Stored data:
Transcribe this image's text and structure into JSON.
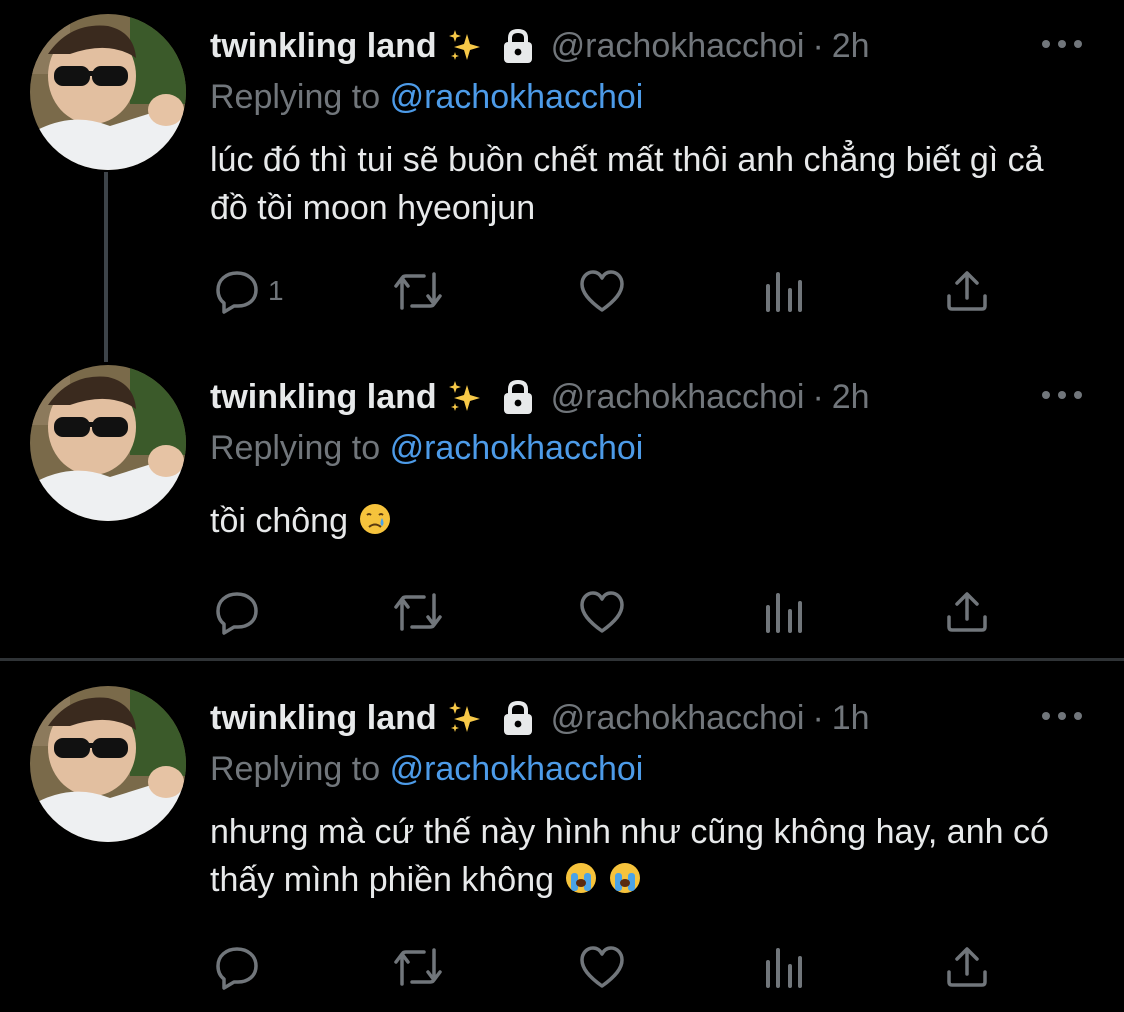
{
  "tweets": [
    {
      "display_name": "twinkling land",
      "handle": "@rachokhacchoi",
      "separator": "·",
      "time": "2h",
      "replying_prefix": "Replying to",
      "replying_handle": "@rachokhacchoi",
      "text": "lúc đó thì tui sẽ buồn chết mất thôi anh chẳng biết gì cả đồ tồi moon hyeonjun",
      "text_emojis": [],
      "reply_count": "1"
    },
    {
      "display_name": "twinkling land",
      "handle": "@rachokhacchoi",
      "separator": "·",
      "time": "2h",
      "replying_prefix": "Replying to",
      "replying_handle": "@rachokhacchoi",
      "text": "tồi chông",
      "text_emojis": [
        "crying-face-emoji"
      ],
      "reply_count": ""
    },
    {
      "display_name": "twinkling land",
      "handle": "@rachokhacchoi",
      "separator": "·",
      "time": "1h",
      "replying_prefix": "Replying to",
      "replying_handle": "@rachokhacchoi",
      "text": "nhưng mà cứ thế này hình như cũng không hay, anh có thấy mình phiền không",
      "text_emojis": [
        "loudly-crying-face-emoji",
        "loudly-crying-face-emoji"
      ],
      "reply_count": ""
    }
  ],
  "icons": {
    "name_badges": [
      "sparkles-icon",
      "lock-icon"
    ],
    "overflow": "more-icon",
    "actions": [
      "reply-icon",
      "retweet-icon",
      "like-icon",
      "views-icon",
      "share-icon"
    ]
  },
  "colors": {
    "background": "#000000",
    "primary_text": "#e7e9ea",
    "secondary_text": "#71767b",
    "mention": "#4d9be8",
    "divider": "#2f3336",
    "thread_line": "#3d4349"
  }
}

| PROBLEM DESCRIPTION |
Each record above should be copied character for character, with pictures dropped.

| RESULT OF THE EXERCISE |
Transcribe this image's text and structure into JSON.
{
  "tweets": [
    {
      "display_name": "twinkling land",
      "handle": "@rachokhacchoi",
      "separator": "·",
      "time": "2h",
      "replying_prefix": "Replying to",
      "replying_handle": "@rachokhacchoi",
      "text": "lúc đó thì tui sẽ buồn chết mất thôi anh chẳng biết gì cả đồ tồi moon hyeonjun",
      "text_emojis": [],
      "reply_count": "1"
    },
    {
      "display_name": "twinkling land",
      "handle": "@rachokhacchoi",
      "separator": "·",
      "time": "2h",
      "replying_prefix": "Replying to",
      "replying_handle": "@rachokhacchoi",
      "text": "tồi chông",
      "text_emojis": [
        "crying-face-emoji"
      ],
      "reply_count": ""
    },
    {
      "display_name": "twinkling land",
      "handle": "@rachokhacchoi",
      "separator": "·",
      "time": "1h",
      "replying_prefix": "Replying to",
      "replying_handle": "@rachokhacchoi",
      "text": "nhưng mà cứ thế này hình như cũng không hay, anh có thấy mình phiền không",
      "text_emojis": [
        "loudly-crying-face-emoji",
        "loudly-crying-face-emoji"
      ],
      "reply_count": ""
    }
  ],
  "icons": {
    "name_badges": [
      "sparkles-icon",
      "lock-icon"
    ],
    "overflow": "more-icon",
    "actions": [
      "reply-icon",
      "retweet-icon",
      "like-icon",
      "views-icon",
      "share-icon"
    ]
  },
  "colors": {
    "background": "#000000",
    "primary_text": "#e7e9ea",
    "secondary_text": "#71767b",
    "mention": "#4d9be8",
    "divider": "#2f3336",
    "thread_line": "#3d4349"
  }
}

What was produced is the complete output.